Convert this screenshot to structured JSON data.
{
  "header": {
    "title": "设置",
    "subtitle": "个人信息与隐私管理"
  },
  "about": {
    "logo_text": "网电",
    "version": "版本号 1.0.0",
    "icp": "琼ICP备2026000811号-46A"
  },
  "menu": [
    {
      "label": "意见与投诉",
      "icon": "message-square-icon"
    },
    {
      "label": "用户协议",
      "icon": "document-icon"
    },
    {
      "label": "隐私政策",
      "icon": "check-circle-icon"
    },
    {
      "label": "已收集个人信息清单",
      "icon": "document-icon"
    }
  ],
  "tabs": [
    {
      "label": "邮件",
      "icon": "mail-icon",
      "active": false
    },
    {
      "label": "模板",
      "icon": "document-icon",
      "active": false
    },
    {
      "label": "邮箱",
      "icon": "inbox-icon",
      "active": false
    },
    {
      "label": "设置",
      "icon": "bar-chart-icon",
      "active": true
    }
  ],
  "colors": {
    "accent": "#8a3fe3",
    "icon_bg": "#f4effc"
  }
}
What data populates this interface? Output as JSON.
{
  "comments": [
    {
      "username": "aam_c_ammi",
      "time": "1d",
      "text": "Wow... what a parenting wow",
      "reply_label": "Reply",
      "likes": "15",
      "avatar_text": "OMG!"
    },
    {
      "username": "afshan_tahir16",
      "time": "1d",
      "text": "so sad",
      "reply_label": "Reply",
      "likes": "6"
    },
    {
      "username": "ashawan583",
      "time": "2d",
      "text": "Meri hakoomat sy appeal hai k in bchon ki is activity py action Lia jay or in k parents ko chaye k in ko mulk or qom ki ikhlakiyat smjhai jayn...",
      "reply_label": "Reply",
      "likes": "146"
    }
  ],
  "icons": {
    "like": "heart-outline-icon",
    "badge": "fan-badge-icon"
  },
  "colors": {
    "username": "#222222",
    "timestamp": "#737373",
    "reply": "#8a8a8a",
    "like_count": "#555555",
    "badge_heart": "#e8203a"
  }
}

[The problem]: Search the lines for "this". Copy each line that has it.

[Exercise answer]:
Convert this screenshot to structured JSON data.
What data populates this interface? Output as JSON.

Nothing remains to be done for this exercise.